___ Supplied records
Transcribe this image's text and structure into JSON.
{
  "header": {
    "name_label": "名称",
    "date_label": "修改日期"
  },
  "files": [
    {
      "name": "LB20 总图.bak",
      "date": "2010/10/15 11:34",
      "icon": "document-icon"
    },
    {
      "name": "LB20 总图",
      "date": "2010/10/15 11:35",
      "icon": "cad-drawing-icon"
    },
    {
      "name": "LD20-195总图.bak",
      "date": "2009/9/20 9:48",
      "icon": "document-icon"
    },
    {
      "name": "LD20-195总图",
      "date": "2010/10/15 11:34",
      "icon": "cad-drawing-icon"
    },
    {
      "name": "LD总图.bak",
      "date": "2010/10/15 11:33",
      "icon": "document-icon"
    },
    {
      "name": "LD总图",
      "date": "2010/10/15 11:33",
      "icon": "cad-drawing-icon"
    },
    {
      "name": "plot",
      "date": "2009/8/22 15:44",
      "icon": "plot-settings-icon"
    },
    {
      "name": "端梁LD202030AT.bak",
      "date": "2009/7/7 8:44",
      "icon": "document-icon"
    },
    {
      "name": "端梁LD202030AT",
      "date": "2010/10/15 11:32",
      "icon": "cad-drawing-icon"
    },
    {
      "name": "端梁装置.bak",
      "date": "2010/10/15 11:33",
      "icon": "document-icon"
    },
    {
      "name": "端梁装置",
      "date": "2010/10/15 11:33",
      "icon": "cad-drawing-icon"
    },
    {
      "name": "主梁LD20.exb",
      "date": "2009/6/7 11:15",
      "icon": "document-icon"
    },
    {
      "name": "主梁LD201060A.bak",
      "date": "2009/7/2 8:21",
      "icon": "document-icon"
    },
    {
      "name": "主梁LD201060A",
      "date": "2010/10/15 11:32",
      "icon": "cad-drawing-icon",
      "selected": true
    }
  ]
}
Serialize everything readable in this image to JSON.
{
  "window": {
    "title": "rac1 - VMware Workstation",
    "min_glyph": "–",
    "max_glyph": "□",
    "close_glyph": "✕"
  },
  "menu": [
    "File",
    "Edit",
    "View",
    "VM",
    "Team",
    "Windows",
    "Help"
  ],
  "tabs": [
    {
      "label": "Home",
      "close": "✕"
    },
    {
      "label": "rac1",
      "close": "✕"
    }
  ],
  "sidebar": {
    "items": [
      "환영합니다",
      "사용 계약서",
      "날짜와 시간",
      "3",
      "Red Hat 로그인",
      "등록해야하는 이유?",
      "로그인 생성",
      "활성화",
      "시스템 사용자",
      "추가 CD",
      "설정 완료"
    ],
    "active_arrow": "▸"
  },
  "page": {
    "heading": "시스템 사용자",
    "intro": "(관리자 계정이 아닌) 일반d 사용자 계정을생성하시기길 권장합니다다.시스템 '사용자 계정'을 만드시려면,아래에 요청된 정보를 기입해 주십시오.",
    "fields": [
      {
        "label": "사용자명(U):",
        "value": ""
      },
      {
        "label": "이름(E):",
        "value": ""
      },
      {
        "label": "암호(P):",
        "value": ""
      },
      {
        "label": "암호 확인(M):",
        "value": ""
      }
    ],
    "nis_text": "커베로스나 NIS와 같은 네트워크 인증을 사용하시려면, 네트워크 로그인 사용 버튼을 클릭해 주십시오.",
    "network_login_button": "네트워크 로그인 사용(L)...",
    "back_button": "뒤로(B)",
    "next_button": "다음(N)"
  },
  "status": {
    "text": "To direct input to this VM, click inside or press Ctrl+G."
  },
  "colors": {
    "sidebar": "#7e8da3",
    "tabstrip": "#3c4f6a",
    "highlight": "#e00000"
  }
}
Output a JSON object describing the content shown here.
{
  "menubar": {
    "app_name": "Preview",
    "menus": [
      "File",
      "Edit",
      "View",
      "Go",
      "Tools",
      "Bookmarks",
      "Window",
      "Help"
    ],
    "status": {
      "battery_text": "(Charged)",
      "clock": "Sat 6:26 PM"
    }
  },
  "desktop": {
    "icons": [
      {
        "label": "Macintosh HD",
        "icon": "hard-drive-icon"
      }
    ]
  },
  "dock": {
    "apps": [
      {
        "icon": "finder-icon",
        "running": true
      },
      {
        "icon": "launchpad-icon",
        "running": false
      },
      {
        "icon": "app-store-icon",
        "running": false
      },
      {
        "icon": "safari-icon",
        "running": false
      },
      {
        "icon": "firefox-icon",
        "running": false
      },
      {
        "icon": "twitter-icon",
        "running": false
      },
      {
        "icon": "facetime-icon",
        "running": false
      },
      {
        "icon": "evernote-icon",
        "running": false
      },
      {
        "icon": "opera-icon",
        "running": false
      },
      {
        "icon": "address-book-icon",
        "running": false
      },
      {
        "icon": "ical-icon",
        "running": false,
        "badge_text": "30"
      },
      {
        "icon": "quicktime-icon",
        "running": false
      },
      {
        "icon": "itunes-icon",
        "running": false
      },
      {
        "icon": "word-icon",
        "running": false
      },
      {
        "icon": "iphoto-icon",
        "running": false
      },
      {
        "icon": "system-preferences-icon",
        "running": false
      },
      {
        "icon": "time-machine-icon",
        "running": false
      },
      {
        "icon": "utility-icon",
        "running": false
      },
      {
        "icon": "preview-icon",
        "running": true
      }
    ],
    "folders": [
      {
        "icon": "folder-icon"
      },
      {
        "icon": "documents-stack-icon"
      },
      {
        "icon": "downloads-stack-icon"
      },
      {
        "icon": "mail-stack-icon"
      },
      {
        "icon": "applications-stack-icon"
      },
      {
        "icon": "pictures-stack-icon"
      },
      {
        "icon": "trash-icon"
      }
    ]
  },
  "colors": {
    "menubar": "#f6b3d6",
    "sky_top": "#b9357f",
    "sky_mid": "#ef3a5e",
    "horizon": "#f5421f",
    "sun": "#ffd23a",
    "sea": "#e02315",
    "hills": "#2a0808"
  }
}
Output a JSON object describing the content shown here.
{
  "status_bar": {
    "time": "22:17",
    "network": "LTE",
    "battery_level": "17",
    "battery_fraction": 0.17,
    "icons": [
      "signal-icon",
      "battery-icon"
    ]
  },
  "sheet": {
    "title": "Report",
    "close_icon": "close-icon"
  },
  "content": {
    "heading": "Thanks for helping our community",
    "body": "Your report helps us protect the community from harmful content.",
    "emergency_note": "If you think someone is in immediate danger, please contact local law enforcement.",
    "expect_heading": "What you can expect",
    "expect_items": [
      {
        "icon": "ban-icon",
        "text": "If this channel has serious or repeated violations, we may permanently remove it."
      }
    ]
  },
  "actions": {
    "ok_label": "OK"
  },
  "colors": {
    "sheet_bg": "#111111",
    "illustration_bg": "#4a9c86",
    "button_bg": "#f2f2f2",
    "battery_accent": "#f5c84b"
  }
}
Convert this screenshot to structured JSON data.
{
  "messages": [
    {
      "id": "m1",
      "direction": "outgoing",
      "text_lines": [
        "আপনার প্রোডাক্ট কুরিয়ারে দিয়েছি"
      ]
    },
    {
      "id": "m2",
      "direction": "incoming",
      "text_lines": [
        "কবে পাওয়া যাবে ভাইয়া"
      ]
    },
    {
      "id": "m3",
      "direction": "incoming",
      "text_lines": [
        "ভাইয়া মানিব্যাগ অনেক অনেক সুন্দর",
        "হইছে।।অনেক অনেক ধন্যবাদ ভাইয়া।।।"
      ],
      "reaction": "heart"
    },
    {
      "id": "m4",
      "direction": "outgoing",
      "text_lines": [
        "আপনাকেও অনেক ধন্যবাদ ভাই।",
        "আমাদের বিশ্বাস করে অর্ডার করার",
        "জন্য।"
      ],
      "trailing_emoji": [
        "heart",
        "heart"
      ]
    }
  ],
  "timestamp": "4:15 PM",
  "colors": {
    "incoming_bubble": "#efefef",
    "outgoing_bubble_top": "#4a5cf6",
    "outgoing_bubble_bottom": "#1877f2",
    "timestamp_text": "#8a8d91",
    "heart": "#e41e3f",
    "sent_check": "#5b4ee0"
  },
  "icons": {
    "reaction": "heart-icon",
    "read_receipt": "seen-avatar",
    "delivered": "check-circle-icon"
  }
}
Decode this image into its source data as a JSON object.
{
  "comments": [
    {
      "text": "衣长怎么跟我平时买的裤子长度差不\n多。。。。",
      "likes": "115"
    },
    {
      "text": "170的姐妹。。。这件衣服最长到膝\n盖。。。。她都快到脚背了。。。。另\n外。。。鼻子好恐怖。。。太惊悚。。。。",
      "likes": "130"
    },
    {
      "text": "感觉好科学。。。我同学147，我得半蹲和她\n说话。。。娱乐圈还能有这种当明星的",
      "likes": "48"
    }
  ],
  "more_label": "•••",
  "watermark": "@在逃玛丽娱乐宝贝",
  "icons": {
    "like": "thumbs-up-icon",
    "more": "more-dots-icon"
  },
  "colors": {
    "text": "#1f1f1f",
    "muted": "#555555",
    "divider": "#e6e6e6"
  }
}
______
> **Work required**
In the records above, tally the lines where the word "data" appears, and give the number and nothing else.

> **Response to the task**
2